--- Task brief ---
Your task is to copy every line of the entries that contains "contact".

---- Working data

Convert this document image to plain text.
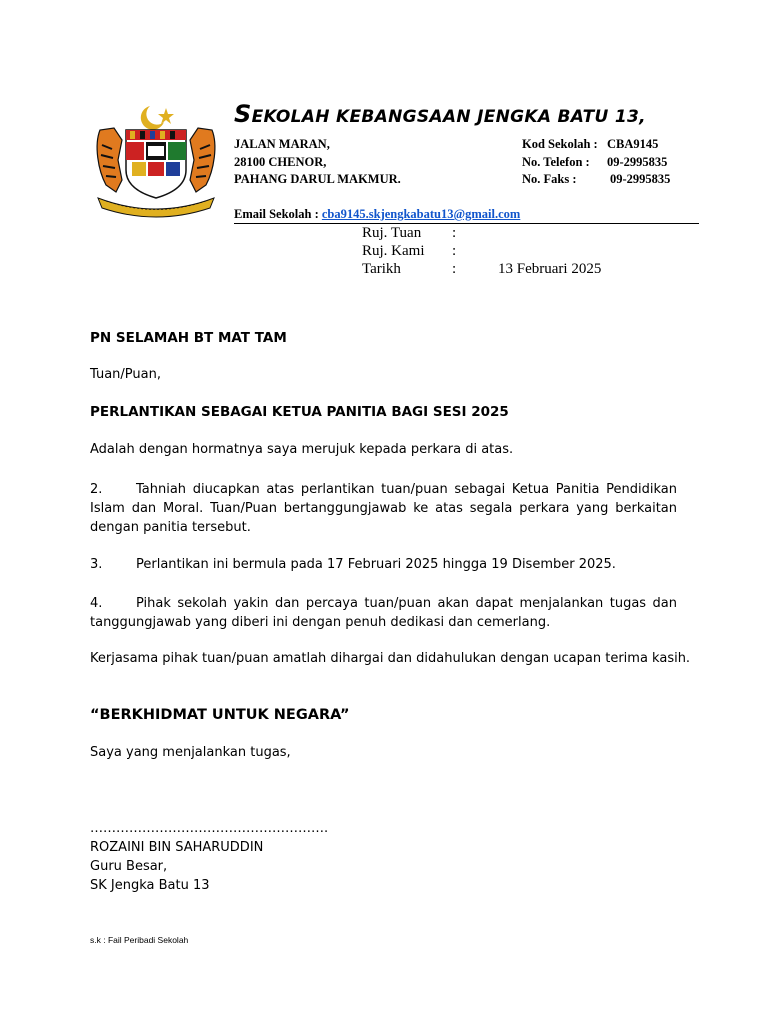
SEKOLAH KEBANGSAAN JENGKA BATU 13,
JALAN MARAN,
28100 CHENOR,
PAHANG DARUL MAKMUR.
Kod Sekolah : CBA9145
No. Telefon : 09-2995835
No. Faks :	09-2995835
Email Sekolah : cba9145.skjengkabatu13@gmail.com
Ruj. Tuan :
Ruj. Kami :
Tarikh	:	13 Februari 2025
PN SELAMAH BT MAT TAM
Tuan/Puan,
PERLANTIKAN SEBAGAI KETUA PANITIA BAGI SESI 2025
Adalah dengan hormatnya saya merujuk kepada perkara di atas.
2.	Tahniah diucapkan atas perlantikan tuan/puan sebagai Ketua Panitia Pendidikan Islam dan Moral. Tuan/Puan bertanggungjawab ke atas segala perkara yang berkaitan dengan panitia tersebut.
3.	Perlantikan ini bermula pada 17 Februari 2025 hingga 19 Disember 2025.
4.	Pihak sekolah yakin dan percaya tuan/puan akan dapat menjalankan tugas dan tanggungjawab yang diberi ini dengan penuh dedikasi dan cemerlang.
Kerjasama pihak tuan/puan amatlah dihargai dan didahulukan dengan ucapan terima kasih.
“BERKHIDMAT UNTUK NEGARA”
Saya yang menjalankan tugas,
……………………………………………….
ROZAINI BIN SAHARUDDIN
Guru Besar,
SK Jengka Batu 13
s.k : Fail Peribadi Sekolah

--------
---- Working data

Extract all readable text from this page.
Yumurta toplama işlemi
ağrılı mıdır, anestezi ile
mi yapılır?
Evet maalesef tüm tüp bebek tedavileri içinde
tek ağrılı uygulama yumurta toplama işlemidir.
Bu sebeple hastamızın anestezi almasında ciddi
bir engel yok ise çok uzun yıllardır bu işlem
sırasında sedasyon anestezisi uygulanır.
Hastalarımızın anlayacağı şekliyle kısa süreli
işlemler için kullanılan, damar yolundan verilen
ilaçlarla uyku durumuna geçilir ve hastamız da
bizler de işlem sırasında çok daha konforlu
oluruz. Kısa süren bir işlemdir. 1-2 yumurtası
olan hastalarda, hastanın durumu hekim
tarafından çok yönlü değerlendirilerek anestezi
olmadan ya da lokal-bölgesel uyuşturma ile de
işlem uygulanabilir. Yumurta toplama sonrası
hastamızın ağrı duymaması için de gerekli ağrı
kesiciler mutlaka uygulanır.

--------
---- Working data

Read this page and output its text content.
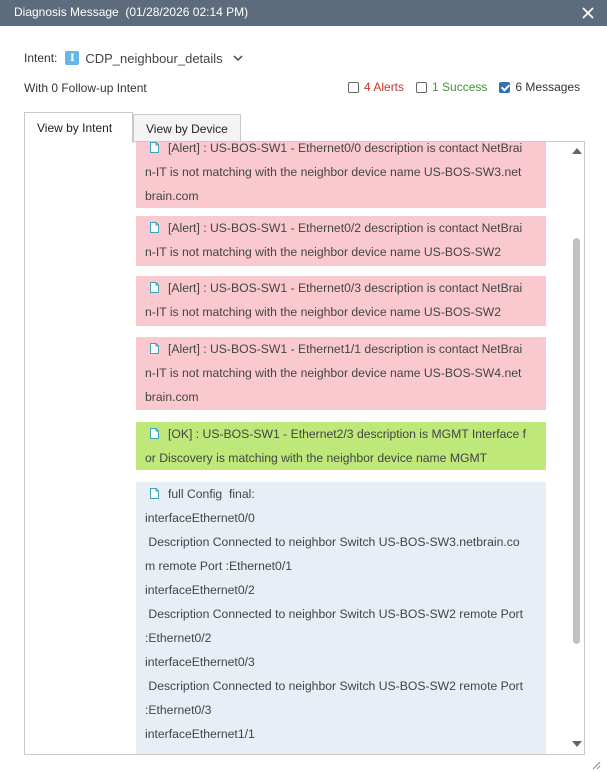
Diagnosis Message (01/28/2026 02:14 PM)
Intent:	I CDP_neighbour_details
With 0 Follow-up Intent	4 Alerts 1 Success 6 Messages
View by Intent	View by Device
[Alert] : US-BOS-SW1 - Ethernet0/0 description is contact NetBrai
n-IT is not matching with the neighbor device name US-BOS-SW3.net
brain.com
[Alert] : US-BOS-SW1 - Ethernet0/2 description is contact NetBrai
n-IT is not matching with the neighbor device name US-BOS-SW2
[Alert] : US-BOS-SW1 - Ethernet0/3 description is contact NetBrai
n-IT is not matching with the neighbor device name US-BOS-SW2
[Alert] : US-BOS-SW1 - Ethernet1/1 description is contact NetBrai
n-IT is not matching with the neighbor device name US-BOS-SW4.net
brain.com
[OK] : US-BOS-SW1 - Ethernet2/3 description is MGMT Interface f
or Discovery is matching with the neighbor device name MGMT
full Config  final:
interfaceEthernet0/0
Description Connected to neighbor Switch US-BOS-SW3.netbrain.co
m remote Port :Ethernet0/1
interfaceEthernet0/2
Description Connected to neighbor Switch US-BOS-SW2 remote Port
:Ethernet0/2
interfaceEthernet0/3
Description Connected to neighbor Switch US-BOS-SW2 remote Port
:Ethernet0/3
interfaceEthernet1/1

--------

--- Response to this exercise ---
[Alert] : US-BOS-SW1 - Ethernet0/0 description is contact NetBrai
[Alert] : US-BOS-SW1 - Ethernet0/2 description is contact NetBrai
[Alert] : US-BOS-SW1 - Ethernet0/3 description is contact NetBrai
[Alert] : US-BOS-SW1 - Ethernet1/1 description is contact NetBrai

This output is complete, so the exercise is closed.